Material shown:
..............................

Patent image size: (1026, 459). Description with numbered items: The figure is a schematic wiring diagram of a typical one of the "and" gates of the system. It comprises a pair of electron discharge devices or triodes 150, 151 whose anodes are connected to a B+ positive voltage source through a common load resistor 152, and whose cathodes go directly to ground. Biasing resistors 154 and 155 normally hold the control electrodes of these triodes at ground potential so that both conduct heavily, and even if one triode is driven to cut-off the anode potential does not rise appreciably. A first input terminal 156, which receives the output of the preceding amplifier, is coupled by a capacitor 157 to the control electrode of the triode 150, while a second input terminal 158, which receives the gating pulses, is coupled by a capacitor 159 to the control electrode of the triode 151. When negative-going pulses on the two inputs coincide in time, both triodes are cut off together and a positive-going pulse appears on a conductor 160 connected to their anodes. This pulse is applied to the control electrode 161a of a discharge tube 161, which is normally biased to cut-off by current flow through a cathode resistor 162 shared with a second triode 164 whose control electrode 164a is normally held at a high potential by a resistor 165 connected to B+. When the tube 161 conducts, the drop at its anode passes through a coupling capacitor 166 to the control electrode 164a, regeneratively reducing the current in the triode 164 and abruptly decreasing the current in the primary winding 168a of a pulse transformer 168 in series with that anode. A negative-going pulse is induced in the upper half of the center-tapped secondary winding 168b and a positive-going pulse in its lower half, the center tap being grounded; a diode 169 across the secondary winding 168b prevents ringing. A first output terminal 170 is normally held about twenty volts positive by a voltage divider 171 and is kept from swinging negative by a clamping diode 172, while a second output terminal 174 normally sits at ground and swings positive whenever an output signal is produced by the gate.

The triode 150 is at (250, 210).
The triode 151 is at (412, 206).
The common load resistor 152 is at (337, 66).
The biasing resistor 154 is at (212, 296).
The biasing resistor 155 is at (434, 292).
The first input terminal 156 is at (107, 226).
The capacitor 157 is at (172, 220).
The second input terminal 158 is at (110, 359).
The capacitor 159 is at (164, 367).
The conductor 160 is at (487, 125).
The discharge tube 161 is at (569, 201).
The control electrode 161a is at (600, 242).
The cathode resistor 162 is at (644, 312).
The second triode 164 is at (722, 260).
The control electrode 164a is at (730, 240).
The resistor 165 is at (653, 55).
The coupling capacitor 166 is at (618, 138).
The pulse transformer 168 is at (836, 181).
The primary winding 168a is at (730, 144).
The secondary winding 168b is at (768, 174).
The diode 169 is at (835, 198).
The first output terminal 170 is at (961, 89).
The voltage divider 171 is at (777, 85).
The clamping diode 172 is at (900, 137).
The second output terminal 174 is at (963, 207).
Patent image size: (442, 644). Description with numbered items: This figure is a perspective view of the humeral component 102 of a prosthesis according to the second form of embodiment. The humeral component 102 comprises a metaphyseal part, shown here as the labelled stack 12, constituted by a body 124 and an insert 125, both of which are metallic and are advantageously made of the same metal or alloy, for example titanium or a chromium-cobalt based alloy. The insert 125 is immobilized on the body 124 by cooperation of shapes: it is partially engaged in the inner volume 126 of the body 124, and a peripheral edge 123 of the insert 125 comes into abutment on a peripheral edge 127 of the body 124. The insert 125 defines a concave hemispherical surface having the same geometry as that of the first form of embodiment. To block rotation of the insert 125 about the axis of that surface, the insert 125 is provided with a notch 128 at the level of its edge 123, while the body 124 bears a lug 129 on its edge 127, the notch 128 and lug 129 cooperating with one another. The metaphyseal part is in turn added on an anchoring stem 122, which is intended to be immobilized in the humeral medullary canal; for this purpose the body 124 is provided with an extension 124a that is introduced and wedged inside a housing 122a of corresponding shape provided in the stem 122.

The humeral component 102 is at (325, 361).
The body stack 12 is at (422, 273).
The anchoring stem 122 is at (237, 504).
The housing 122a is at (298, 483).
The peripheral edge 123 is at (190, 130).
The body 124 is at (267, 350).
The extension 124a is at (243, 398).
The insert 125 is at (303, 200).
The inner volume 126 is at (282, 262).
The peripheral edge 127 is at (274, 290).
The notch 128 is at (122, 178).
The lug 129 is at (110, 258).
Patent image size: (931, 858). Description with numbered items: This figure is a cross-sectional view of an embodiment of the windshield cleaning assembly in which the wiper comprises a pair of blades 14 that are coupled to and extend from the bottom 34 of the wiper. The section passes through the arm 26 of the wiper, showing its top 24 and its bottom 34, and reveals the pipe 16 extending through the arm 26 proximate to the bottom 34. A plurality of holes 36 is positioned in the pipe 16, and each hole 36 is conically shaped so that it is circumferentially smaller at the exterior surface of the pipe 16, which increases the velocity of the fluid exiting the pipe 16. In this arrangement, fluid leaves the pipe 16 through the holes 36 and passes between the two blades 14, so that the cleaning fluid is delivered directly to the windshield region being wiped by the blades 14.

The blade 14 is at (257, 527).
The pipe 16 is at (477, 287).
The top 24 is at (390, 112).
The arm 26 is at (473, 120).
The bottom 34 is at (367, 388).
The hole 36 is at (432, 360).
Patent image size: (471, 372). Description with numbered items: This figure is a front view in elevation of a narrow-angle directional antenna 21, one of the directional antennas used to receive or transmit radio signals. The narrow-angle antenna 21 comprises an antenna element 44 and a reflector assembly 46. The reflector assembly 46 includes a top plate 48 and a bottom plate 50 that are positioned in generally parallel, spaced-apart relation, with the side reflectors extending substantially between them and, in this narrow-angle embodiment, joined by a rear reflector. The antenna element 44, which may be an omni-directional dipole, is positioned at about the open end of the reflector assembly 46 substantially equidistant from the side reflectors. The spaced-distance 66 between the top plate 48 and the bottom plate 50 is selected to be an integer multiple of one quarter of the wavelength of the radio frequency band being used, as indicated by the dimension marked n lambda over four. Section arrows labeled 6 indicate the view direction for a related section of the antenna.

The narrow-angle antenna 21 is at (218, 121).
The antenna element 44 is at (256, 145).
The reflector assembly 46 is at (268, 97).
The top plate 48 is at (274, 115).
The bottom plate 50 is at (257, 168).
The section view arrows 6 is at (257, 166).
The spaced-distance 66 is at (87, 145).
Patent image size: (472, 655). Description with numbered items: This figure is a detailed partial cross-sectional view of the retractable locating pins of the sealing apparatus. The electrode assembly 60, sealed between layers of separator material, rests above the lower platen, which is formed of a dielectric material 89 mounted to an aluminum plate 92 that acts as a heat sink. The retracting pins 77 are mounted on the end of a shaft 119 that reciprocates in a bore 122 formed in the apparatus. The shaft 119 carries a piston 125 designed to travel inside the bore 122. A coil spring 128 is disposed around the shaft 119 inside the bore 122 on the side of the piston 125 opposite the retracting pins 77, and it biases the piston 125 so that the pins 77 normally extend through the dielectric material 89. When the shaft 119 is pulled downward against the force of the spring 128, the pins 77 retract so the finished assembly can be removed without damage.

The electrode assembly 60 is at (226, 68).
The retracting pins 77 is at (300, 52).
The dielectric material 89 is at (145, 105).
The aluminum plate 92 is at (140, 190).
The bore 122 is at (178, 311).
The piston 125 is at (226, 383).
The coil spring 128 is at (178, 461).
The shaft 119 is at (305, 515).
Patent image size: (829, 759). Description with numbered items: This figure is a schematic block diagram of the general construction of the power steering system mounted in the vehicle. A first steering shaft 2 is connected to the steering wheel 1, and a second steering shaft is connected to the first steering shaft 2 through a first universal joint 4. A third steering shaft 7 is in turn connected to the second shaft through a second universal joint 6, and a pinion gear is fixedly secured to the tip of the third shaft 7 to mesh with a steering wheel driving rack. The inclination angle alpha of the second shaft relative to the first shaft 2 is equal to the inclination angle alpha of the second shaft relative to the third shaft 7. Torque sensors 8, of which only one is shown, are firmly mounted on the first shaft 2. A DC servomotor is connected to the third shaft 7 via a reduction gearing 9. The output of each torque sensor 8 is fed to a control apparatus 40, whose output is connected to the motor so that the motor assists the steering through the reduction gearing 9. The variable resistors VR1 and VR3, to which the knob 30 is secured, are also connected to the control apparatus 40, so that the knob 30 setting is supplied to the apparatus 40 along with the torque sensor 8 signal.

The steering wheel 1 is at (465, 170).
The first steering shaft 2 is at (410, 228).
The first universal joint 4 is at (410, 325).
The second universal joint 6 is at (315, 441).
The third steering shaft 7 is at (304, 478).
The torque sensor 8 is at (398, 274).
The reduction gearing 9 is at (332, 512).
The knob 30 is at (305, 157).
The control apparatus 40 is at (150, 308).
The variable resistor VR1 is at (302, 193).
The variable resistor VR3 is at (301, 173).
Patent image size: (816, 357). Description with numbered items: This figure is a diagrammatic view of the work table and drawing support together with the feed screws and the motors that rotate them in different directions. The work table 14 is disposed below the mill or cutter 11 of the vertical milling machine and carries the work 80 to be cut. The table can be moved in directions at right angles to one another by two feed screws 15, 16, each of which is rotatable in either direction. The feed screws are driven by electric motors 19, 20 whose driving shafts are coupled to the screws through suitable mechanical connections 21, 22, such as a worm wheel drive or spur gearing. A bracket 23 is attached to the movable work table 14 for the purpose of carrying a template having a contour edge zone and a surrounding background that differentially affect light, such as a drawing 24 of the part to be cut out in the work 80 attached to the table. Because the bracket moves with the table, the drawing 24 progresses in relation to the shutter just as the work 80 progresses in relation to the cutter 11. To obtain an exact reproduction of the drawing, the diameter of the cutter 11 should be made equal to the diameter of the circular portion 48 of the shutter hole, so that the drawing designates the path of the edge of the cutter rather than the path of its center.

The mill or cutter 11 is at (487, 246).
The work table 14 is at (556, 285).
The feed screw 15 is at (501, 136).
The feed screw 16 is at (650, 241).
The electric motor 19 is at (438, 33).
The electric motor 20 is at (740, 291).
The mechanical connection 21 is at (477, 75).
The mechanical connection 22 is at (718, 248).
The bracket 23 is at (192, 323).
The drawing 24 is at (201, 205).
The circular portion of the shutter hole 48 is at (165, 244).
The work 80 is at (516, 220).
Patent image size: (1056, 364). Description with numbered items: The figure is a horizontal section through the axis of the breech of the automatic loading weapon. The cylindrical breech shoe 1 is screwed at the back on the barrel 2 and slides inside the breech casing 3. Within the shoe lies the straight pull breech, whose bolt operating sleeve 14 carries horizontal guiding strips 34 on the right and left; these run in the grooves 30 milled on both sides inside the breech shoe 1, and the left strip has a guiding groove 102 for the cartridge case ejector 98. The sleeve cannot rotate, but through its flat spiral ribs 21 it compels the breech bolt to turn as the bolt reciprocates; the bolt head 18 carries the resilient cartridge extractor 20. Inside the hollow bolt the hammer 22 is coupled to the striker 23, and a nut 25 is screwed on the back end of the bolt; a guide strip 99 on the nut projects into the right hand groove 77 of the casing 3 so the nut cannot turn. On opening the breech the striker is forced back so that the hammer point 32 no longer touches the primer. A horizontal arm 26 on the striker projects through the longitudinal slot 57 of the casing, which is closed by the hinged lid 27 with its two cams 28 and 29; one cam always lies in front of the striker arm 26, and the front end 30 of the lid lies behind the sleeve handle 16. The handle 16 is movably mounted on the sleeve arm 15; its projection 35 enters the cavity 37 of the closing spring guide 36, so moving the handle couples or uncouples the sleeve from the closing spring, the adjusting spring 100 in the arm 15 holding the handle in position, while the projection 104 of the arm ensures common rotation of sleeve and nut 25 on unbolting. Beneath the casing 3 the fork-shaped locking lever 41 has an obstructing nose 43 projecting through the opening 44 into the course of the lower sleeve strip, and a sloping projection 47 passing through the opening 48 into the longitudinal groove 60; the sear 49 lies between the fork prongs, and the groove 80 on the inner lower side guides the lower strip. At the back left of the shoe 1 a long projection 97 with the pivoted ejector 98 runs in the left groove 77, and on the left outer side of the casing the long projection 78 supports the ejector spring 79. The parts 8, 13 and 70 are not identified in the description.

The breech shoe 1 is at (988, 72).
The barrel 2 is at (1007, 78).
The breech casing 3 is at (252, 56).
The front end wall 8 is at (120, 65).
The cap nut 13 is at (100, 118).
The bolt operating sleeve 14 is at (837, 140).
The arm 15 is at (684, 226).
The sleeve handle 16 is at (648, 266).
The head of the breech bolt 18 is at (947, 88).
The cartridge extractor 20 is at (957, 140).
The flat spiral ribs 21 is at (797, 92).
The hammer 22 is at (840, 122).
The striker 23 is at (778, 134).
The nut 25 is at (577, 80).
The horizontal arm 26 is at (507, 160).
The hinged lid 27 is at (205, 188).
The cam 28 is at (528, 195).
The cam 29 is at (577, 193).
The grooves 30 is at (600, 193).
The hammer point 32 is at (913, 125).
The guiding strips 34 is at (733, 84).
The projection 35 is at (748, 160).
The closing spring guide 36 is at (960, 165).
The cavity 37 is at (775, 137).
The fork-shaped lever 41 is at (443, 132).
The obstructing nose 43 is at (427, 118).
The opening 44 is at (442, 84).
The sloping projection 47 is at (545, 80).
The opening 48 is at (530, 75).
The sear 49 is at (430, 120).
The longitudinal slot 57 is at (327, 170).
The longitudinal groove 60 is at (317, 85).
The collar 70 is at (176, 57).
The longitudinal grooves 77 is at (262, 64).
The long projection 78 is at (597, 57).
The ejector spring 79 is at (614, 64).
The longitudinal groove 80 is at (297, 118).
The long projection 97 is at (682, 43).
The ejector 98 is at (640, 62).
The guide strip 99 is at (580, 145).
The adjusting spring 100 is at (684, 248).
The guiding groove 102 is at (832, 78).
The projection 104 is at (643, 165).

..............................

Lay out the records from the line containing "Patent image size: (442, 644)." through the line containing "The body 124 is at (267, 350).", inclusive, as a JSON list of strings with one string per line. Leave out blank lines.

[
  "Patent image size: (442, 644). Description with numbered items: This figure is a perspective view of the humeral component 102 of a prosthesis according to the second form of embodiment. The humeral component 102 comprises a metaphyseal part, shown here as the labelled stack 12, constituted by a body 124 and an insert 125, both of which are metallic and are advantageously made of the same metal or alloy, for example titanium or a chromium-cobalt based alloy. The insert 125 is immobilized on the body 124 by cooperation of shapes: it is partially engaged in the inner volume 126 of the body 124, and a peripheral edge 123 of the insert 125 comes into abutment on a peripheral edge 127 of the body 124. The insert 125 defines a concave hemispherical surface having the same geometry as that of the first form of embodiment. To block rotation of the insert 125 about the axis of that surface, the insert 125 is provided with a notch 128 at the level of its edge 123, while the body 124 bears a lug 129 on its edge 127, the notch 128 and lug 129 cooperating with one another. The metaphyseal part is in turn added on an anchoring stem 122, which is intended to be immobilized in the humeral medullary canal; for this purpose the body 124 is provided with an extension 124a that is introduced and wedged inside a housing 122a of corresponding shape provided in the stem 122.",
  "The humeral component 102 is at (325, 361).",
  "The body stack 12 is at (422, 273).",
  "The anchoring stem 122 is at (237, 504).",
  "The housing 122a is at (298, 483).",
  "The peripheral edge 123 is at (190, 130).",
  "The body 124 is at (267, 350)."
]